##### Provided records #####

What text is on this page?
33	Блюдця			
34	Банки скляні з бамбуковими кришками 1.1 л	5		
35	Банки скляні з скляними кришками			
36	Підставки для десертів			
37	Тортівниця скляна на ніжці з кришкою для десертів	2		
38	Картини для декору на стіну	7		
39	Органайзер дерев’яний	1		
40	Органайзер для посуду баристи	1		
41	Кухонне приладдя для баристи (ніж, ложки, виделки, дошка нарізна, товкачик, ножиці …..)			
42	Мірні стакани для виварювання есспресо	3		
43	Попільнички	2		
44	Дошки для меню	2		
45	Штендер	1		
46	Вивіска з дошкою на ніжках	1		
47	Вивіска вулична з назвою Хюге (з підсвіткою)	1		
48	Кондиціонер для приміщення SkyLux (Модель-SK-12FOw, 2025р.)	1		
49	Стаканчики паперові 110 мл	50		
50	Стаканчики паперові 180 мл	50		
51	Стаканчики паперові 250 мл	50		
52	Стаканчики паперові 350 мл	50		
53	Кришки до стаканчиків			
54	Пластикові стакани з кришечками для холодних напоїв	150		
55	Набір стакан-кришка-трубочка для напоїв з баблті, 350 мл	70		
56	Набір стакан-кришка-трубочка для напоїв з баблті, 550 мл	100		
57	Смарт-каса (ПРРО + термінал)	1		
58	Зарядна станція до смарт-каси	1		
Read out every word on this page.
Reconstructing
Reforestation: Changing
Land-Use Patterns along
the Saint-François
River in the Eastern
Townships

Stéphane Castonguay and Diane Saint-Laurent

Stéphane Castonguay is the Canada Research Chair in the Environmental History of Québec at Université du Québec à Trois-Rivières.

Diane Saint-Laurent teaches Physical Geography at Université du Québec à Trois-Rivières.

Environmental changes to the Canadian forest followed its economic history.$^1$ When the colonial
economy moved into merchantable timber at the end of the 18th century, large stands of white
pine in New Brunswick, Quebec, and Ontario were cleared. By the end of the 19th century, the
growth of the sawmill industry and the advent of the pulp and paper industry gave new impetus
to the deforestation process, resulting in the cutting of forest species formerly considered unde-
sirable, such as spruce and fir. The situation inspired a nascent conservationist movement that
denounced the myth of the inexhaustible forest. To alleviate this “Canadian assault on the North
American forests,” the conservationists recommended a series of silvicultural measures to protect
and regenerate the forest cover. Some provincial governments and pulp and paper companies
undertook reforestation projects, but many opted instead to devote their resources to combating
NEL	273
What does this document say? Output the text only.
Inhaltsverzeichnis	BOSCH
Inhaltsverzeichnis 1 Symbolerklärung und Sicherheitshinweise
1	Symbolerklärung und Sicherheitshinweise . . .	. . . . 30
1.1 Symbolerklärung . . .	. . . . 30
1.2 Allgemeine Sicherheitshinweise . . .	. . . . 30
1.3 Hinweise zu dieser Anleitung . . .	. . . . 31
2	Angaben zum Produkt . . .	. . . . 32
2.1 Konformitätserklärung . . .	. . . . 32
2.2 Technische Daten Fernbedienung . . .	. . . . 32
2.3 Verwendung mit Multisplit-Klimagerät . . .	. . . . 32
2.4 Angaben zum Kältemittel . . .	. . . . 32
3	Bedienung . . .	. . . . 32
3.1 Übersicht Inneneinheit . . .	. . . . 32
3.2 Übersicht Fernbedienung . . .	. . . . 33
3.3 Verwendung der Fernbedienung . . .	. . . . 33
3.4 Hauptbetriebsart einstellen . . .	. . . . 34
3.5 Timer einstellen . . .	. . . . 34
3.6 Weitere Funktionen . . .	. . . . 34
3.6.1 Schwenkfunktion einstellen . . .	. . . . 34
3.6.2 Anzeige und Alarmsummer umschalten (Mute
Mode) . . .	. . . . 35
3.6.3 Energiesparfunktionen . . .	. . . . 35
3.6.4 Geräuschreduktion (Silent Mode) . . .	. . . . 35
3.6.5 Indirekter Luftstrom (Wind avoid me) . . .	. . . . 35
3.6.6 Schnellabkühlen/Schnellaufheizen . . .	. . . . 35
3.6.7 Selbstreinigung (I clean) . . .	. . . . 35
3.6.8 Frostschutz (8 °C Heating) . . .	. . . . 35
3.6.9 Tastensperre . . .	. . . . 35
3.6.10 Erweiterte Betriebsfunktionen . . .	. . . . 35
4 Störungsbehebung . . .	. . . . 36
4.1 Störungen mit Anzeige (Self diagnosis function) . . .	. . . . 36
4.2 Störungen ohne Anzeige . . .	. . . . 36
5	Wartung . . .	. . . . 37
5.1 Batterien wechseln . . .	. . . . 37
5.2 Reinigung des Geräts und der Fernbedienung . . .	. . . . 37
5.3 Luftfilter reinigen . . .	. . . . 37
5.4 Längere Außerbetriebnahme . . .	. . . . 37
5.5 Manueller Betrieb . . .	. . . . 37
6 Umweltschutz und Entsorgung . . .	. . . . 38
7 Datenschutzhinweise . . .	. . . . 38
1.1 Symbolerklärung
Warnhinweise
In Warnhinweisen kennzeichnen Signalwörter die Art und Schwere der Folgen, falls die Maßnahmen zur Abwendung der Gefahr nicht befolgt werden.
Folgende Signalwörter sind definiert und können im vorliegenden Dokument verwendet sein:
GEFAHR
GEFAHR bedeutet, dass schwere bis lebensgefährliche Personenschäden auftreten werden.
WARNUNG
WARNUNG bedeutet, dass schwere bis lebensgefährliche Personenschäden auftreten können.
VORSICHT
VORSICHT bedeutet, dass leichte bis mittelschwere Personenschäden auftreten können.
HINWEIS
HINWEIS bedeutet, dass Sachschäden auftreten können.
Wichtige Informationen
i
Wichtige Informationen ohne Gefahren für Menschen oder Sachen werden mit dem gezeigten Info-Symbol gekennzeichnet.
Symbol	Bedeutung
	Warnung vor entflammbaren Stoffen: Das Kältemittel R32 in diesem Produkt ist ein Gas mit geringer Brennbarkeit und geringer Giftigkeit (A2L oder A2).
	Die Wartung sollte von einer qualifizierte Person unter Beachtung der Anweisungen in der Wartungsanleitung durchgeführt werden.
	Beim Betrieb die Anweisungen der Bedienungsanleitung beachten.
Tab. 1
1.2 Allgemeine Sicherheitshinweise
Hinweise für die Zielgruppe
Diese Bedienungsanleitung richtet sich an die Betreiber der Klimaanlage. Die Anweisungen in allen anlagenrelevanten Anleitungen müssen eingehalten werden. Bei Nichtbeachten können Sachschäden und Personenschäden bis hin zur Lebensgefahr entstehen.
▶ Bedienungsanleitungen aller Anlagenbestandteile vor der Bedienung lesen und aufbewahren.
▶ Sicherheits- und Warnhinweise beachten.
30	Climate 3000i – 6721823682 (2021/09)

#####

■ Exercise instructions: Reproduce each entry above exactly, keeping every word.

■ Exercise answer:
What text is on this page?
33	Блюдця			
34	Банки скляні з бамбуковими кришками 1.1 л	5		
35	Банки скляні з скляними кришками			
36	Підставки для десертів			
37	Тортівниця скляна на ніжці з кришкою для десертів	2		
38	Картини для декору на стіну	7		
39	Органайзер дерев’яний	1		
40	Органайзер для посуду баристи	1		
41	Кухонне приладдя для баристи (ніж, ложки, виделки, дошка нарізна, товкачик, ножиці …..)			
42	Мірні стакани для виварювання есспресо	3		
43	Попільнички	2		
44	Дошки для меню	2		
45	Штендер	1		
46	Вивіска з дошкою на ніжках	1		
47	Вивіска вулична з назвою Хюге (з підсвіткою)	1		
48	Кондиціонер для приміщення SkyLux (Модель-SK-12FOw, 2025р.)	1		
49	Стаканчики паперові 110 мл	50		
50	Стаканчики паперові 180 мл	50		
51	Стаканчики паперові 250 мл	50		
52	Стаканчики паперові 350 мл	50		
53	Кришки до стаканчиків			
54	Пластикові стакани з кришечками для холодних напоїв	150		
55	Набір стакан-кришка-трубочка для напоїв з баблті, 350 мл	70		
56	Набір стакан-кришка-трубочка для напоїв з баблті, 550 мл	100		
57	Смарт-каса (ПРРО + термінал)	1		
58	Зарядна станція до смарт-каси	1		
Read out every word on this page.
Reconstructing
Reforestation: Changing
Land-Use Patterns along
the Saint-François
River in the Eastern
Townships

Stéphane Castonguay and Diane Saint-Laurent

Stéphane Castonguay is the Canada Research Chair in the Environmental History of Québec at Université du Québec à Trois-Rivières.

Diane Saint-Laurent teaches Physical Geography at Université du Québec à Trois-Rivières.

Environmental changes to the Canadian forest followed its economic history.$^1$ When the colonial
economy moved into merchantable timber at the end of the 18th century, large stands of white
pine in New Brunswick, Quebec, and Ontario were cleared. By the end of the 19th century, the
growth of the sawmill industry and the advent of the pulp and paper industry gave new impetus
to the deforestation process, resulting in the cutting of forest species formerly considered unde-
sirable, such as spruce and fir. The situation inspired a nascent conservationist movement that
denounced the myth of the inexhaustible forest. To alleviate this “Canadian assault on the North
American forests,” the conservationists recommended a series of silvicultural measures to protect
and regenerate the forest cover. Some provincial governments and pulp and paper companies
undertook reforestation projects, but many opted instead to devote their resources to combating
NEL	273
What does this document say? Output the text only.
Inhaltsverzeichnis	BOSCH
Inhaltsverzeichnis 1 Symbolerklärung und Sicherheitshinweise
1	Symbolerklärung und Sicherheitshinweise . . .	. . . . 30
1.1 Symbolerklärung . . .	. . . . 30
1.2 Allgemeine Sicherheitshinweise . . .	. . . . 30
1.3 Hinweise zu dieser Anleitung . . .	. . . . 31
2	Angaben zum Produkt . . .	. . . . 32
2.1 Konformitätserklärung . . .	. . . . 32
2.2 Technische Daten Fernbedienung . . .	. . . . 32
2.3 Verwendung mit Multisplit-Klimagerät . . .	. . . . 32
2.4 Angaben zum Kältemittel . . .	. . . . 32
3	Bedienung . . .	. . . . 32
3.1 Übersicht Inneneinheit . . .	. . . . 32
3.2 Übersicht Fernbedienung . . .	. . . . 33
3.3 Verwendung der Fernbedienung . . .	. . . . 33
3.4 Hauptbetriebsart einstellen . . .	. . . . 34
3.5 Timer einstellen . . .	. . . . 34
3.6 Weitere Funktionen . . .	. . . . 34
3.6.1 Schwenkfunktion einstellen . . .	. . . . 34
3.6.2 Anzeige und Alarmsummer umschalten (Mute
Mode) . . .	. . . . 35
3.6.3 Energiesparfunktionen . . .	. . . . 35
3.6.4 Geräuschreduktion (Silent Mode) . . .	. . . . 35
3.6.5 Indirekter Luftstrom (Wind avoid me) . . .	. . . . 35
3.6.6 Schnellabkühlen/Schnellaufheizen . . .	. . . . 35
3.6.7 Selbstreinigung (I clean) . . .	. . . . 35
3.6.8 Frostschutz (8 °C Heating) . . .	. . . . 35
3.6.9 Tastensperre . . .	. . . . 35
3.6.10 Erweiterte Betriebsfunktionen . . .	. . . . 35
4 Störungsbehebung . . .	. . . . 36
4.1 Störungen mit Anzeige (Self diagnosis function) . . .	. . . . 36
4.2 Störungen ohne Anzeige . . .	. . . . 36
5	Wartung . . .	. . . . 37
5.1 Batterien wechseln . . .	. . . . 37
5.2 Reinigung des Geräts und der Fernbedienung . . .	. . . . 37
5.3 Luftfilter reinigen . . .	. . . . 37
5.4 Längere Außerbetriebnahme . . .	. . . . 37
5.5 Manueller Betrieb . . .	. . . . 37
6 Umweltschutz und Entsorgung . . .	. . . . 38
7 Datenschutzhinweise . . .	. . . . 38
1.1 Symbolerklärung
Warnhinweise
In Warnhinweisen kennzeichnen Signalwörter die Art und Schwere der Folgen, falls die Maßnahmen zur Abwendung der Gefahr nicht befolgt werden.
Folgende Signalwörter sind definiert und können im vorliegenden Dokument verwendet sein:
GEFAHR
GEFAHR bedeutet, dass schwere bis lebensgefährliche Personenschäden auftreten werden.
WARNUNG
WARNUNG bedeutet, dass schwere bis lebensgefährliche Personenschäden auftreten können.
VORSICHT
VORSICHT bedeutet, dass leichte bis mittelschwere Personenschäden auftreten können.
HINWEIS
HINWEIS bedeutet, dass Sachschäden auftreten können.
Wichtige Informationen
i
Wichtige Informationen ohne Gefahren für Menschen oder Sachen werden mit dem gezeigten Info-Symbol gekennzeichnet.
Symbol	Bedeutung
	Warnung vor entflammbaren Stoffen: Das Kältemittel R32 in diesem Produkt ist ein Gas mit geringer Brennbarkeit und geringer Giftigkeit (A2L oder A2).
	Die Wartung sollte von einer qualifizierte Person unter Beachtung der Anweisungen in der Wartungsanleitung durchgeführt werden.
	Beim Betrieb die Anweisungen der Bedienungsanleitung beachten.
Tab. 1
1.2 Allgemeine Sicherheitshinweise
Hinweise für die Zielgruppe
Diese Bedienungsanleitung richtet sich an die Betreiber der Klimaanlage. Die Anweisungen in allen anlagenrelevanten Anleitungen müssen eingehalten werden. Bei Nichtbeachten können Sachschäden und Personenschäden bis hin zur Lebensgefahr entstehen.
▶ Bedienungsanleitungen aller Anlagenbestandteile vor der Bedienung lesen und aufbewahren.
▶ Sicherheits- und Warnhinweise beachten.
30	Climate 3000i – 6721823682 (2021/09)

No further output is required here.